** start RECORDS SHOWN **

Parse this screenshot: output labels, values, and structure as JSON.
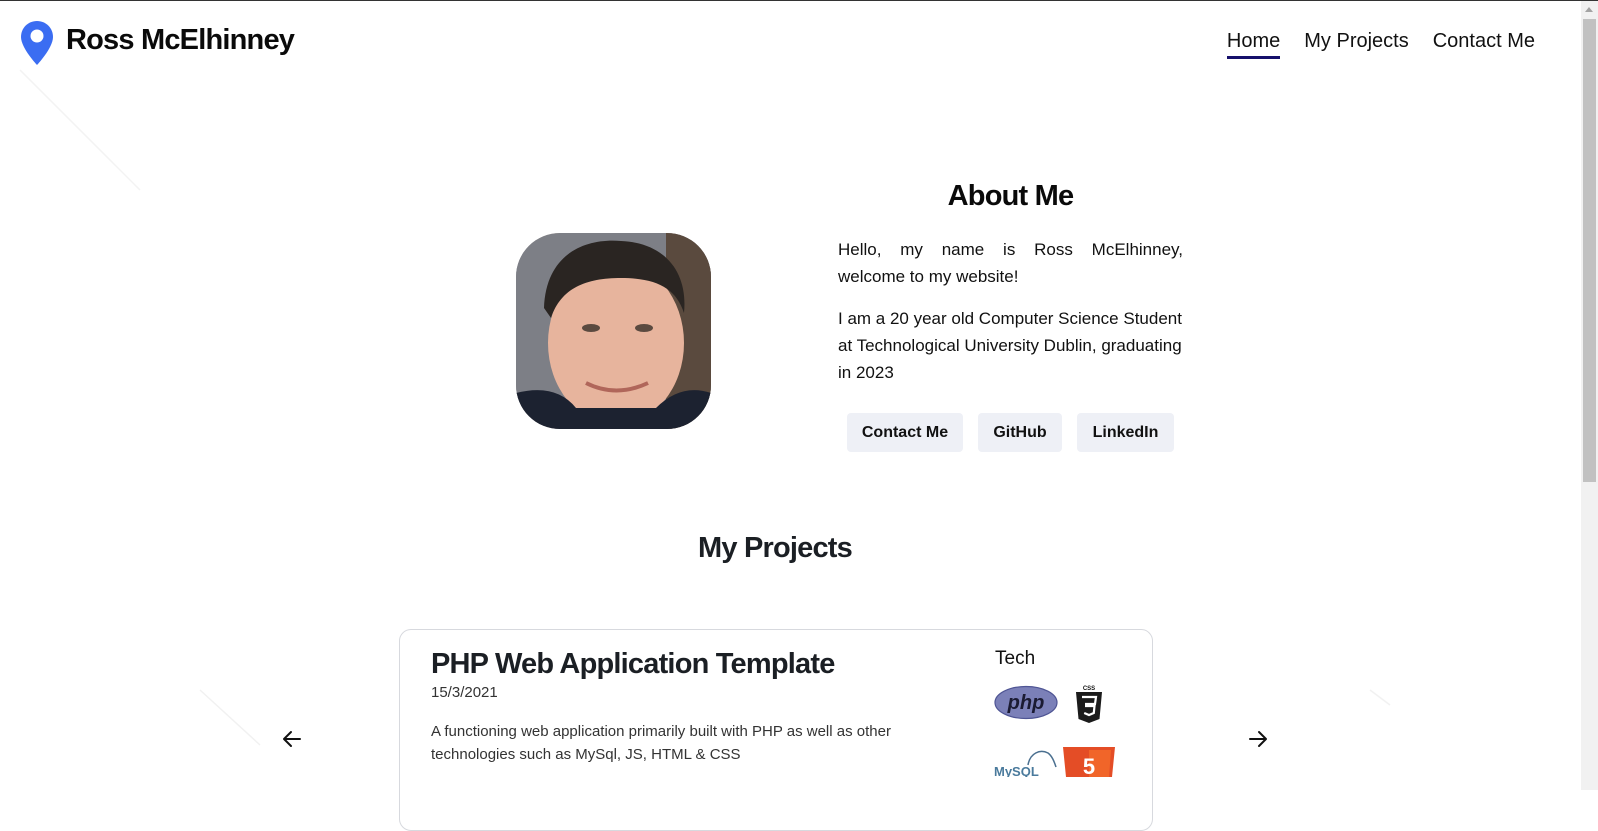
{
  "header": {
    "brand": "Ross McElhinney",
    "nav": [
      {
        "label": "Home",
        "active": true
      },
      {
        "label": "My Projects",
        "active": false
      },
      {
        "label": "Contact Me",
        "active": false
      }
    ]
  },
  "about": {
    "title": "About Me",
    "paragraph1": "Hello, my name is Ross McElhinney, welcome to my website!",
    "paragraph2": "I am a 20 year old Computer Science Student at Technological University Dublin, graduating in 2023",
    "buttons": {
      "contact": "Contact Me",
      "github": "GitHub",
      "linkedin": "LinkedIn"
    }
  },
  "projects": {
    "title": "My Projects",
    "card": {
      "title": "PHP Web Application Template",
      "date": "15/3/2021",
      "description": "A functioning web application primarily built with PHP as well as other technologies such as MySql, JS, HTML & CSS",
      "tech_label": "Tech",
      "tech_logo_text": {
        "php": "php",
        "css": "CSS",
        "html": "5",
        "mysql": "MySQL"
      }
    }
  },
  "icons": {
    "brand": "map-pin-icon",
    "prev": "arrow-left-icon",
    "next": "arrow-right-icon"
  },
  "colors": {
    "pin": "#3b6df2",
    "nav_active_underline": "#16106b",
    "button_bg": "#eef0f6",
    "php": "#7b80b8",
    "css3": "#1b1b1b",
    "html5": "#e44d26"
  }
}
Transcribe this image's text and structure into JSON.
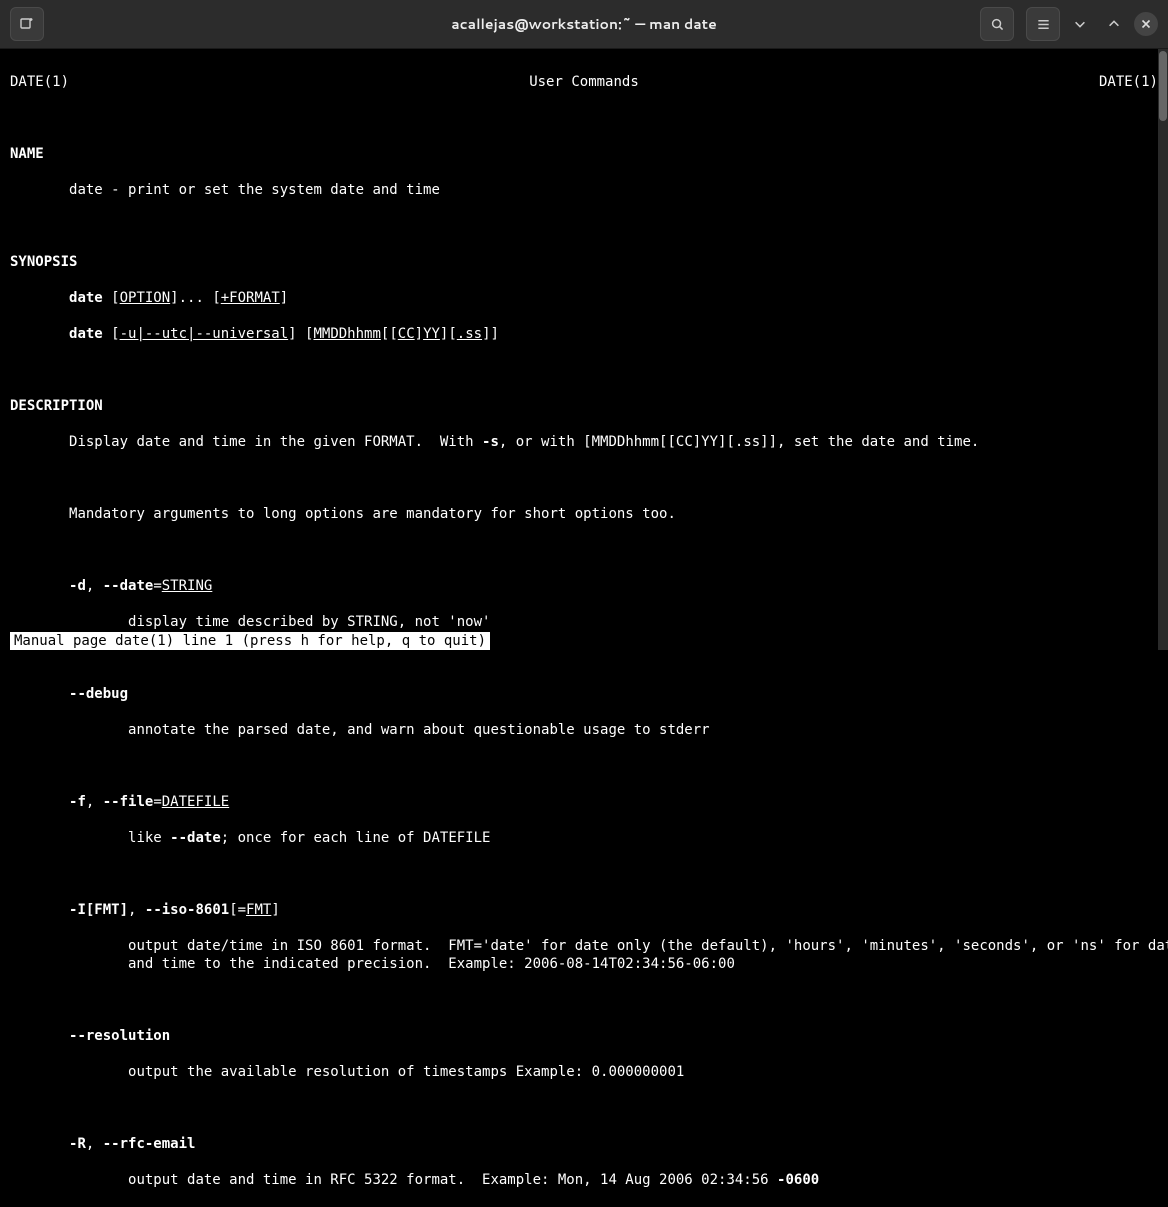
{
  "titlebar": {
    "title": "acallejas@workstation:~ — man date"
  },
  "header": {
    "left": "DATE(1)",
    "center": "User Commands",
    "right": "DATE(1)"
  },
  "sections": {
    "name": {
      "heading": "NAME",
      "text": "date - print or set the system date and time"
    },
    "synopsis": {
      "heading": "SYNOPSIS",
      "l1_cmd": "date",
      "l1_opt_open": " [",
      "l1_opt": "OPTION",
      "l1_opt_close": "]... [",
      "l1_fmt": "+FORMAT",
      "l1_close": "]",
      "l2_cmd": "date",
      "l2_open": " [",
      "l2_utc": "-u|--utc|--universal",
      "l2_mid": "] [",
      "l2_mmdd": "MMDDhhmm",
      "l2_brak1": "[[",
      "l2_cc": "CC",
      "l2_brak2": "]",
      "l2_yy": "YY",
      "l2_brak3": "][",
      "l2_ss": ".ss",
      "l2_close": "]]"
    },
    "description": {
      "heading": "DESCRIPTION",
      "p1a": "Display date and time in the given FORMAT.  With ",
      "p1_flag": "-s",
      "p1b": ", or with [MMDDhhmm[[CC]YY][.ss]], set the date and time.",
      "p2": "Mandatory arguments to long options are mandatory for short options too.",
      "d_short": "-d",
      "sep": ", ",
      "d_long": "--date",
      "eq": "=",
      "d_arg": "STRING",
      "d_desc": "display time described by STRING, not 'now'",
      "debug_flag": "--debug",
      "debug_desc": "annotate the parsed date, and warn about questionable usage to stderr",
      "f_short": "-f",
      "f_long": "--file",
      "f_arg": "DATEFILE",
      "f_desc_a": "like ",
      "f_desc_b": "--date",
      "f_desc_c": "; once for each line of DATEFILE",
      "I_short": "-I[FMT]",
      "I_long": "--iso-8601",
      "I_open": "[=",
      "I_arg": "FMT",
      "I_close": "]",
      "I_desc": "output date/time in ISO 8601 format.  FMT='date' for date only (the default), 'hours', 'minutes', 'seconds', or 'ns' for date\n              and time to the indicated precision.  Example: 2006-08-14T02:34:56-06:00",
      "res_flag": "--resolution",
      "res_desc": "output the available resolution of timestamps Example: 0.000000001",
      "R_short": "-R",
      "R_long": "--rfc-email",
      "R_desc_a": "output date and time in RFC 5322 format.  Example: Mon, 14 Aug 2006 02:34:56 ",
      "R_desc_b": "-0600"
    }
  },
  "status": "Manual page date(1) line 1 (press h for help, q to quit)"
}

** end RECORDS SHOWN **

- **SET TASK**
Leave out the pictures and copy the rest of the material above exactly.

- **FINISHED ANSWER**
Parse this screenshot: output labels, values, and structure as JSON.
{
  "header": {
    "brand": "Ross McElhinney",
    "nav": [
      {
        "label": "Home",
        "active": true
      },
      {
        "label": "My Projects",
        "active": false
      },
      {
        "label": "Contact Me",
        "active": false
      }
    ]
  },
  "about": {
    "title": "About Me",
    "paragraph1": "Hello, my name is Ross McElhinney, welcome to my website!",
    "paragraph2": "I am a 20 year old Computer Science Student at Technological University Dublin, graduating in 2023",
    "buttons": {
      "contact": "Contact Me",
      "github": "GitHub",
      "linkedin": "LinkedIn"
    }
  },
  "projects": {
    "title": "My Projects",
    "card": {
      "title": "PHP Web Application Template",
      "date": "15/3/2021",
      "description": "A functioning web application primarily built with PHP as well as other technologies such as MySql, JS, HTML & CSS",
      "tech_label": "Tech",
      "tech_logo_text": {
        "php": "php",
        "css": "CSS",
        "html": "5",
        "mysql": "MySQL"
      }
    }
  },
  "icons": {
    "brand": "map-pin-icon",
    "prev": "arrow-left-icon",
    "next": "arrow-right-icon"
  },
  "colors": {
    "pin": "#3b6df2",
    "nav_active_underline": "#16106b",
    "button_bg": "#eef0f6",
    "php": "#7b80b8",
    "css3": "#1b1b1b",
    "html5": "#e44d26"
  }
}
Transcribe this image's text and structure into JSON.
{
  "titlebar": {
    "title": "acallejas@workstation:~ — man date"
  },
  "header": {
    "left": "DATE(1)",
    "center": "User Commands",
    "right": "DATE(1)"
  },
  "sections": {
    "name": {
      "heading": "NAME",
      "text": "date - print or set the system date and time"
    },
    "synopsis": {
      "heading": "SYNOPSIS",
      "l1_cmd": "date",
      "l1_opt_open": " [",
      "l1_opt": "OPTION",
      "l1_opt_close": "]... [",
      "l1_fmt": "+FORMAT",
      "l1_close": "]",
      "l2_cmd": "date",
      "l2_open": " [",
      "l2_utc": "-u|--utc|--universal",
      "l2_mid": "] [",
      "l2_mmdd": "MMDDhhmm",
      "l2_brak1": "[[",
      "l2_cc": "CC",
      "l2_brak2": "]",
      "l2_yy": "YY",
      "l2_brak3": "][",
      "l2_ss": ".ss",
      "l2_close": "]]"
    },
    "description": {
      "heading": "DESCRIPTION",
      "p1a": "Display date and time in the given FORMAT.  With ",
      "p1_flag": "-s",
      "p1b": ", or with [MMDDhhmm[[CC]YY][.ss]], set the date and time.",
      "p2": "Mandatory arguments to long options are mandatory for short options too.",
      "d_short": "-d",
      "sep": ", ",
      "d_long": "--date",
      "eq": "=",
      "d_arg": "STRING",
      "d_desc": "display time described by STRING, not 'now'",
      "debug_flag": "--debug",
      "debug_desc": "annotate the parsed date, and warn about questionable usage to stderr",
      "f_short": "-f",
      "f_long": "--file",
      "f_arg": "DATEFILE",
      "f_desc_a": "like ",
      "f_desc_b": "--date",
      "f_desc_c": "; once for each line of DATEFILE",
      "I_short": "-I[FMT]",
      "I_long": "--iso-8601",
      "I_open": "[=",
      "I_arg": "FMT",
      "I_close": "]",
      "I_desc": "output date/time in ISO 8601 format.  FMT='date' for date only (the default), 'hours', 'minutes', 'seconds', or 'ns' for date\n              and time to the indicated precision.  Example: 2006-08-14T02:34:56-06:00",
      "res_flag": "--resolution",
      "res_desc": "output the available resolution of timestamps Example: 0.000000001",
      "R_short": "-R",
      "R_long": "--rfc-email",
      "R_desc_a": "output date and time in RFC 5322 format.  Example: Mon, 14 Aug 2006 02:34:56 ",
      "R_desc_b": "-0600"
    }
  },
  "status": "Manual page date(1) line 1 (press h for help, q to quit)"
}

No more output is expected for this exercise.